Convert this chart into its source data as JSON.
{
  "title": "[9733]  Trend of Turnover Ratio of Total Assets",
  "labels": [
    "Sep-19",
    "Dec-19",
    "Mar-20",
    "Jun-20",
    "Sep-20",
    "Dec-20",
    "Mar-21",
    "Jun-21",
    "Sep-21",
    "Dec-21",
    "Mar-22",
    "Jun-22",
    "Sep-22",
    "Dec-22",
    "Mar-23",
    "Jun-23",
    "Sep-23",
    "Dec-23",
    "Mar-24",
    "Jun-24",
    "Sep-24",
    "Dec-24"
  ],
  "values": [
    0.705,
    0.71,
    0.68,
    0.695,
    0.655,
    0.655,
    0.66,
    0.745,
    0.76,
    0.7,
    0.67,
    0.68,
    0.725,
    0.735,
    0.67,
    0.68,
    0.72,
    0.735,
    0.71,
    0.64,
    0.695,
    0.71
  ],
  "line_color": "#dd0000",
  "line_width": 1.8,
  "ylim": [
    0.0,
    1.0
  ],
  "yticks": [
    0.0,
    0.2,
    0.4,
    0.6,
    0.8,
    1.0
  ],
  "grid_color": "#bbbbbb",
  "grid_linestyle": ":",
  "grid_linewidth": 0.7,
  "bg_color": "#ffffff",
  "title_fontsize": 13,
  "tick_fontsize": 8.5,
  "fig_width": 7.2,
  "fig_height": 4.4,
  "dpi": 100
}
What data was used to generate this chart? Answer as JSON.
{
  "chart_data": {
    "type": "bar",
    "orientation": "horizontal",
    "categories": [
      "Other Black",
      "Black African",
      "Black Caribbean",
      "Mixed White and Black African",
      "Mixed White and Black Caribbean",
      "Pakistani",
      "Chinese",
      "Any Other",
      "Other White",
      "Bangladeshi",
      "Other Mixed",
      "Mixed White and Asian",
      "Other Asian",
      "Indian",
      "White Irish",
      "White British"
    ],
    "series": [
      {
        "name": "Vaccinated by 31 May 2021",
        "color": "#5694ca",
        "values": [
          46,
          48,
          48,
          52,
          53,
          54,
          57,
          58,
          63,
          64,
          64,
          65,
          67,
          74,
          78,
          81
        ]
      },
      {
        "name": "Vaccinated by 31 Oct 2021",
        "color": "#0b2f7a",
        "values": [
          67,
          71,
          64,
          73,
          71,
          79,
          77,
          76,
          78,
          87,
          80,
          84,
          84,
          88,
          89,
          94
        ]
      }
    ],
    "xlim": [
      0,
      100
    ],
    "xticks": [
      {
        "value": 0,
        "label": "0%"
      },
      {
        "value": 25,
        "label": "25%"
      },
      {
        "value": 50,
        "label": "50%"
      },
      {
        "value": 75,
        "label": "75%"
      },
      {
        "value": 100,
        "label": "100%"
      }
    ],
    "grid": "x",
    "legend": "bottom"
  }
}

····················

- The exercise
Repeat the material in full, exactly as it stands.

- Final result
Convert this chart into its source data as JSON.
{
  "title": "[9733]  Trend of Turnover Ratio of Total Assets",
  "labels": [
    "Sep-19",
    "Dec-19",
    "Mar-20",
    "Jun-20",
    "Sep-20",
    "Dec-20",
    "Mar-21",
    "Jun-21",
    "Sep-21",
    "Dec-21",
    "Mar-22",
    "Jun-22",
    "Sep-22",
    "Dec-22",
    "Mar-23",
    "Jun-23",
    "Sep-23",
    "Dec-23",
    "Mar-24",
    "Jun-24",
    "Sep-24",
    "Dec-24"
  ],
  "values": [
    0.705,
    0.71,
    0.68,
    0.695,
    0.655,
    0.655,
    0.66,
    0.745,
    0.76,
    0.7,
    0.67,
    0.68,
    0.725,
    0.735,
    0.67,
    0.68,
    0.72,
    0.735,
    0.71,
    0.64,
    0.695,
    0.71
  ],
  "line_color": "#dd0000",
  "line_width": 1.8,
  "ylim": [
    0.0,
    1.0
  ],
  "yticks": [
    0.0,
    0.2,
    0.4,
    0.6,
    0.8,
    1.0
  ],
  "grid_color": "#bbbbbb",
  "grid_linestyle": ":",
  "grid_linewidth": 0.7,
  "bg_color": "#ffffff",
  "title_fontsize": 13,
  "tick_fontsize": 8.5,
  "fig_width": 7.2,
  "fig_height": 4.4,
  "dpi": 100
}
What data was used to generate this chart? Answer as JSON.
{
  "chart_data": {
    "type": "bar",
    "orientation": "horizontal",
    "categories": [
      "Other Black",
      "Black African",
      "Black Caribbean",
      "Mixed White and Black African",
      "Mixed White and Black Caribbean",
      "Pakistani",
      "Chinese",
      "Any Other",
      "Other White",
      "Bangladeshi",
      "Other Mixed",
      "Mixed White and Asian",
      "Other Asian",
      "Indian",
      "White Irish",
      "White British"
    ],
    "series": [
      {
        "name": "Vaccinated by 31 May 2021",
        "color": "#5694ca",
        "values": [
          46,
          48,
          48,
          52,
          53,
          54,
          57,
          58,
          63,
          64,
          64,
          65,
          67,
          74,
          78,
          81
        ]
      },
      {
        "name": "Vaccinated by 31 Oct 2021",
        "color": "#0b2f7a",
        "values": [
          67,
          71,
          64,
          73,
          71,
          79,
          77,
          76,
          78,
          87,
          80,
          84,
          84,
          88,
          89,
          94
        ]
      }
    ],
    "xlim": [
      0,
      100
    ],
    "xticks": [
      {
        "value": 0,
        "label": "0%"
      },
      {
        "value": 25,
        "label": "25%"
      },
      {
        "value": 50,
        "label": "50%"
      },
      {
        "value": 75,
        "label": "75%"
      },
      {
        "value": 100,
        "label": "100%"
      }
    ],
    "grid": "x",
    "legend": "bottom"
  }
}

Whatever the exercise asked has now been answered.